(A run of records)
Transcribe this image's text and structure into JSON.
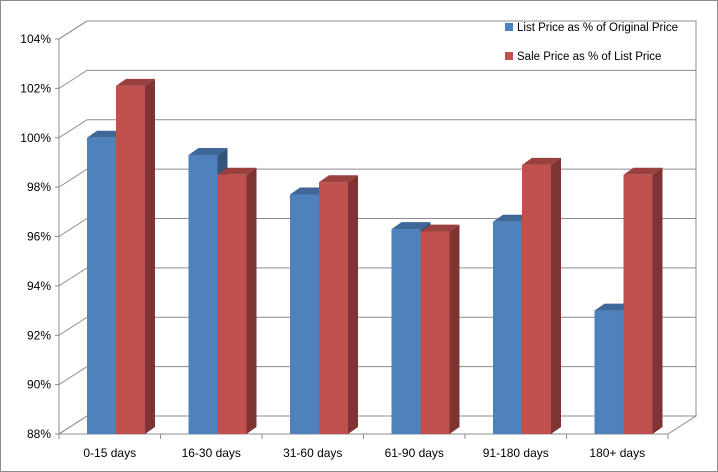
{
  "chart_data": {
    "type": "bar",
    "categories": [
      "0-15 days",
      "16-30 days",
      "31-60 days",
      "61-90 days",
      "91-180 days",
      "180+ days"
    ],
    "series": [
      {
        "name": "List Price as % of Original Price",
        "color": "#4f81bd",
        "values": [
          100.0,
          99.3,
          97.7,
          96.3,
          96.6,
          93.0
        ]
      },
      {
        "name": "Sale Price as % of List Price",
        "color": "#c0504d",
        "values": [
          102.1,
          98.5,
          98.2,
          96.2,
          98.9,
          98.5
        ]
      }
    ],
    "ylim": [
      88,
      104
    ],
    "yticks": [
      88,
      90,
      92,
      94,
      96,
      98,
      100,
      102,
      104
    ],
    "ytick_labels": [
      "88%",
      "90%",
      "92%",
      "94%",
      "96%",
      "98%",
      "100%",
      "102%",
      "104%"
    ],
    "grid": true,
    "three_d": true,
    "legend_position": "top-right",
    "title": "",
    "xlabel": "",
    "ylabel": ""
  }
}
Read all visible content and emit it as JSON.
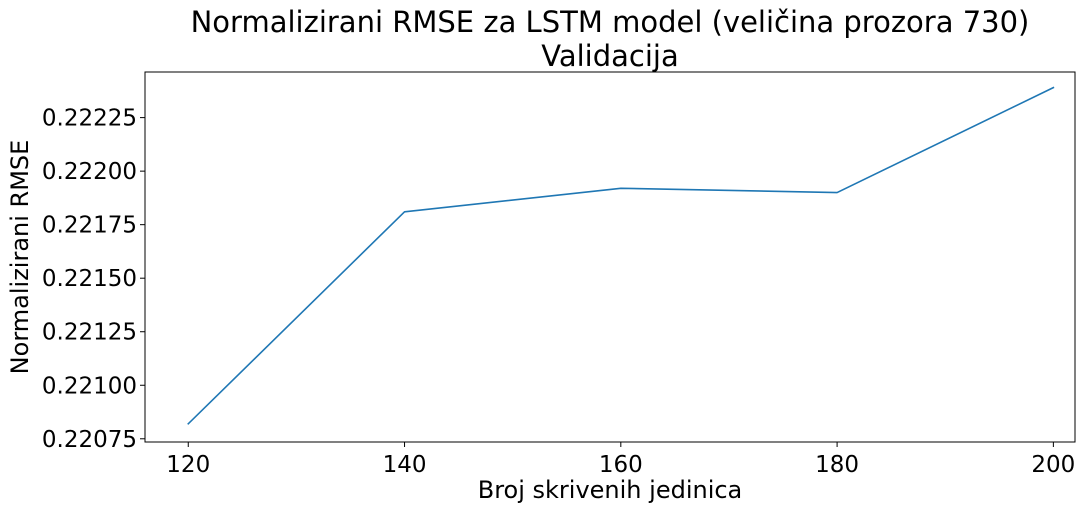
{
  "chart_data": {
    "type": "line",
    "title_lines": [
      "Normalizirani RMSE za LSTM model (veličina prozora 730)",
      "Validacija"
    ],
    "xlabel": "Broj skrivenih jedinica",
    "ylabel": "Normalizirani RMSE",
    "x": [
      120,
      140,
      160,
      180,
      200
    ],
    "series": [
      {
        "values": [
          0.22082,
          0.22181,
          0.22192,
          0.2219,
          0.22239
        ],
        "color": "#1f77b4"
      }
    ],
    "x_ticks": [
      120,
      140,
      160,
      180,
      200
    ],
    "x_tick_labels": [
      "120",
      "140",
      "160",
      "180",
      "200"
    ],
    "y_ticks": [
      0.22075,
      0.221,
      0.22125,
      0.2215,
      0.22175,
      0.222,
      0.22225
    ],
    "y_tick_labels": [
      "0.22075",
      "0.22100",
      "0.22125",
      "0.22150",
      "0.22175",
      "0.22200",
      "0.22225"
    ],
    "xlim": [
      116,
      202
    ],
    "ylim": [
      0.220735,
      0.222463
    ],
    "grid": false,
    "legend": false
  }
}
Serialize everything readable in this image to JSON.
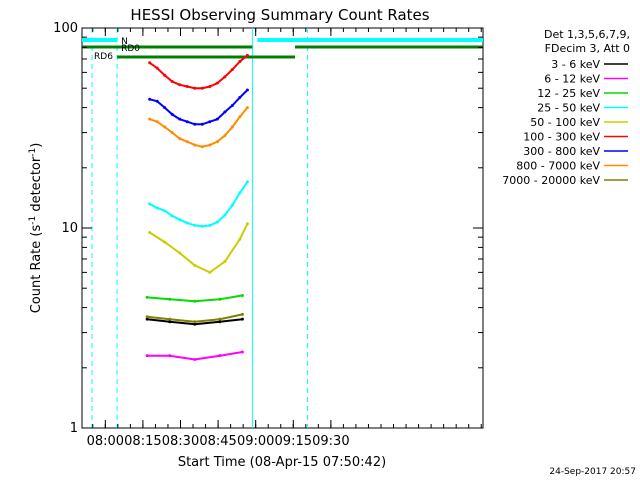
{
  "chart_data": {
    "type": "line",
    "title": "HESSI Observing Summary Count Rates",
    "xlabel": "Start Time (08-Apr-15 07:50:42)",
    "ylabel_main": "Count Rate (s",
    "ylabel_sup1": "-1",
    "ylabel_mid": " detector",
    "ylabel_sup2": "-1",
    "ylabel_end": ")",
    "yscale": "log",
    "ylim": [
      1,
      100
    ],
    "xlim_minutes": [
      0,
      160
    ],
    "y_ticks": [
      {
        "value": 1,
        "label": "1"
      },
      {
        "value": 10,
        "label": "10"
      },
      {
        "value": 100,
        "label": "100"
      }
    ],
    "x_ticks": [
      {
        "value": 9.3,
        "label": "08:00"
      },
      {
        "value": 24.3,
        "label": "08:15"
      },
      {
        "value": 39.3,
        "label": "08:30"
      },
      {
        "value": 54.3,
        "label": "08:45"
      },
      {
        "value": 69.3,
        "label": "09:00"
      },
      {
        "value": 84.3,
        "label": "09:15"
      },
      {
        "value": 99.3,
        "label": "09:30"
      }
    ],
    "legend_header": [
      "Det 1,3,5,6,7,9,",
      "FDecim 3, Att 0"
    ],
    "legend_placement": "right",
    "series": [
      {
        "name": "3 - 6 keV",
        "color": "#000000",
        "x": [
          26,
          35,
          45,
          55,
          64
        ],
        "y": [
          3.5,
          3.4,
          3.3,
          3.4,
          3.5
        ]
      },
      {
        "name": "6 - 12 keV",
        "color": "#ff00ff",
        "x": [
          26,
          35,
          45,
          55,
          64
        ],
        "y": [
          2.3,
          2.3,
          2.2,
          2.3,
          2.4
        ]
      },
      {
        "name": "12 - 25 keV",
        "color": "#00dd00",
        "x": [
          26,
          35,
          45,
          55,
          64
        ],
        "y": [
          4.5,
          4.4,
          4.3,
          4.4,
          4.6
        ]
      },
      {
        "name": "25 - 50 keV",
        "color": "#00ffff",
        "x": [
          27,
          30,
          33,
          36,
          39,
          42,
          45,
          48,
          51,
          54,
          57,
          60,
          63,
          66
        ],
        "y": [
          13.2,
          12.6,
          12.2,
          11.5,
          11.0,
          10.6,
          10.3,
          10.2,
          10.3,
          10.7,
          11.6,
          13.0,
          15.0,
          17.0
        ]
      },
      {
        "name": "50 - 100 keV",
        "color": "#cccc00",
        "x": [
          27,
          33,
          39,
          45,
          51,
          57,
          63,
          66
        ],
        "y": [
          9.5,
          8.5,
          7.5,
          6.5,
          6.0,
          6.8,
          8.8,
          10.5
        ]
      },
      {
        "name": "100 - 300 keV",
        "color": "#ff0000",
        "x": [
          27,
          30,
          33,
          36,
          39,
          42,
          45,
          48,
          51,
          54,
          57,
          60,
          63,
          66
        ],
        "y": [
          67,
          63,
          58,
          54,
          52,
          51,
          50,
          50,
          51,
          53,
          57,
          62,
          68,
          73
        ]
      },
      {
        "name": "300 - 800 keV",
        "color": "#0000ff",
        "x": [
          27,
          30,
          33,
          36,
          39,
          42,
          45,
          48,
          51,
          54,
          57,
          60,
          63,
          66
        ],
        "y": [
          44,
          43,
          40,
          37,
          35,
          34,
          33,
          33,
          34,
          35,
          38,
          41,
          45,
          49
        ]
      },
      {
        "name": "800 - 7000 keV",
        "color": "#ff8c00",
        "x": [
          27,
          30,
          33,
          36,
          39,
          42,
          45,
          48,
          51,
          54,
          57,
          60,
          63,
          66
        ],
        "y": [
          35,
          34,
          32,
          30,
          28,
          27,
          26,
          25.5,
          26,
          27,
          29,
          32,
          36,
          40
        ]
      },
      {
        "name": "7000 - 20000 keV",
        "color": "#808000",
        "x": [
          26,
          35,
          45,
          55,
          64
        ],
        "y": [
          3.6,
          3.5,
          3.4,
          3.5,
          3.7
        ]
      }
    ],
    "annotations": [
      {
        "text": "N",
        "color": "#00ffff",
        "x_min": 14
      },
      {
        "text": "RD0",
        "color": "#006400",
        "x_min": 14
      },
      {
        "text": "RD6",
        "color": "#006400",
        "x_min": 4
      }
    ],
    "footer_date": "24-Sep-2017 20:57"
  }
}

● **Problem details**
Reproduce all of the entries word for word, skipping any pictures they hold.

● **Result for this task**
Transcribe this image's text and structure into JSON.
{
  "chart_data": {
    "type": "bar",
    "categories": [
      "0-15 days",
      "16-30 days",
      "31-60 days",
      "61-90 days",
      "91-180 days",
      "180+ days"
    ],
    "series": [
      {
        "name": "List Price as % of Original Price",
        "color": "#4f81bd",
        "values": [
          100.0,
          99.3,
          97.7,
          96.3,
          96.6,
          93.0
        ]
      },
      {
        "name": "Sale Price as % of List Price",
        "color": "#c0504d",
        "values": [
          102.1,
          98.5,
          98.2,
          96.2,
          98.9,
          98.5
        ]
      }
    ],
    "ylim": [
      88,
      104
    ],
    "yticks": [
      88,
      90,
      92,
      94,
      96,
      98,
      100,
      102,
      104
    ],
    "ytick_labels": [
      "88%",
      "90%",
      "92%",
      "94%",
      "96%",
      "98%",
      "100%",
      "102%",
      "104%"
    ],
    "grid": true,
    "three_d": true,
    "legend_position": "top-right",
    "title": "",
    "xlabel": "",
    "ylabel": ""
  }
}
Read all visible content and emit it as JSON.
{
  "chart_data": {
    "type": "line",
    "title_lines": [
      "Normalizirani RMSE za LSTM model (veličina prozora 730)",
      "Validacija"
    ],
    "xlabel": "Broj skrivenih jedinica",
    "ylabel": "Normalizirani RMSE",
    "x": [
      120,
      140,
      160,
      180,
      200
    ],
    "series": [
      {
        "values": [
          0.22082,
          0.22181,
          0.22192,
          0.2219,
          0.22239
        ],
        "color": "#1f77b4"
      }
    ],
    "x_ticks": [
      120,
      140,
      160,
      180,
      200
    ],
    "x_tick_labels": [
      "120",
      "140",
      "160",
      "180",
      "200"
    ],
    "y_ticks": [
      0.22075,
      0.221,
      0.22125,
      0.2215,
      0.22175,
      0.222,
      0.22225
    ],
    "y_tick_labels": [
      "0.22075",
      "0.22100",
      "0.22125",
      "0.22150",
      "0.22175",
      "0.22200",
      "0.22225"
    ],
    "xlim": [
      116,
      202
    ],
    "ylim": [
      0.220735,
      0.222463
    ],
    "grid": false,
    "legend": false
  }
}
Serialize everything readable in this image to JSON.
{
  "chart_data": {
    "type": "line",
    "title": "HESSI Observing Summary Count Rates",
    "xlabel": "Start Time (08-Apr-15 07:50:42)",
    "ylabel_main": "Count Rate (s",
    "ylabel_sup1": "-1",
    "ylabel_mid": " detector",
    "ylabel_sup2": "-1",
    "ylabel_end": ")",
    "yscale": "log",
    "ylim": [
      1,
      100
    ],
    "xlim_minutes": [
      0,
      160
    ],
    "y_ticks": [
      {
        "value": 1,
        "label": "1"
      },
      {
        "value": 10,
        "label": "10"
      },
      {
        "value": 100,
        "label": "100"
      }
    ],
    "x_ticks": [
      {
        "value": 9.3,
        "label": "08:00"
      },
      {
        "value": 24.3,
        "label": "08:15"
      },
      {
        "value": 39.3,
        "label": "08:30"
      },
      {
        "value": 54.3,
        "label": "08:45"
      },
      {
        "value": 69.3,
        "label": "09:00"
      },
      {
        "value": 84.3,
        "label": "09:15"
      },
      {
        "value": 99.3,
        "label": "09:30"
      }
    ],
    "legend_header": [
      "Det 1,3,5,6,7,9,",
      "FDecim 3, Att 0"
    ],
    "legend_placement": "right",
    "series": [
      {
        "name": "3 - 6 keV",
        "color": "#000000",
        "x": [
          26,
          35,
          45,
          55,
          64
        ],
        "y": [
          3.5,
          3.4,
          3.3,
          3.4,
          3.5
        ]
      },
      {
        "name": "6 - 12 keV",
        "color": "#ff00ff",
        "x": [
          26,
          35,
          45,
          55,
          64
        ],
        "y": [
          2.3,
          2.3,
          2.2,
          2.3,
          2.4
        ]
      },
      {
        "name": "12 - 25 keV",
        "color": "#00dd00",
        "x": [
          26,
          35,
          45,
          55,
          64
        ],
        "y": [
          4.5,
          4.4,
          4.3,
          4.4,
          4.6
        ]
      },
      {
        "name": "25 - 50 keV",
        "color": "#00ffff",
        "x": [
          27,
          30,
          33,
          36,
          39,
          42,
          45,
          48,
          51,
          54,
          57,
          60,
          63,
          66
        ],
        "y": [
          13.2,
          12.6,
          12.2,
          11.5,
          11.0,
          10.6,
          10.3,
          10.2,
          10.3,
          10.7,
          11.6,
          13.0,
          15.0,
          17.0
        ]
      },
      {
        "name": "50 - 100 keV",
        "color": "#cccc00",
        "x": [
          27,
          33,
          39,
          45,
          51,
          57,
          63,
          66
        ],
        "y": [
          9.5,
          8.5,
          7.5,
          6.5,
          6.0,
          6.8,
          8.8,
          10.5
        ]
      },
      {
        "name": "100 - 300 keV",
        "color": "#ff0000",
        "x": [
          27,
          30,
          33,
          36,
          39,
          42,
          45,
          48,
          51,
          54,
          57,
          60,
          63,
          66
        ],
        "y": [
          67,
          63,
          58,
          54,
          52,
          51,
          50,
          50,
          51,
          53,
          57,
          62,
          68,
          73
        ]
      },
      {
        "name": "300 - 800 keV",
        "color": "#0000ff",
        "x": [
          27,
          30,
          33,
          36,
          39,
          42,
          45,
          48,
          51,
          54,
          57,
          60,
          63,
          66
        ],
        "y": [
          44,
          43,
          40,
          37,
          35,
          34,
          33,
          33,
          34,
          35,
          38,
          41,
          45,
          49
        ]
      },
      {
        "name": "800 - 7000 keV",
        "color": "#ff8c00",
        "x": [
          27,
          30,
          33,
          36,
          39,
          42,
          45,
          48,
          51,
          54,
          57,
          60,
          63,
          66
        ],
        "y": [
          35,
          34,
          32,
          30,
          28,
          27,
          26,
          25.5,
          26,
          27,
          29,
          32,
          36,
          40
        ]
      },
      {
        "name": "7000 - 20000 keV",
        "color": "#808000",
        "x": [
          26,
          35,
          45,
          55,
          64
        ],
        "y": [
          3.6,
          3.5,
          3.4,
          3.5,
          3.7
        ]
      }
    ],
    "annotations": [
      {
        "text": "N",
        "color": "#00ffff",
        "x_min": 14
      },
      {
        "text": "RD0",
        "color": "#006400",
        "x_min": 14
      },
      {
        "text": "RD6",
        "color": "#006400",
        "x_min": 4
      }
    ],
    "footer_date": "24-Sep-2017 20:57"
  }
}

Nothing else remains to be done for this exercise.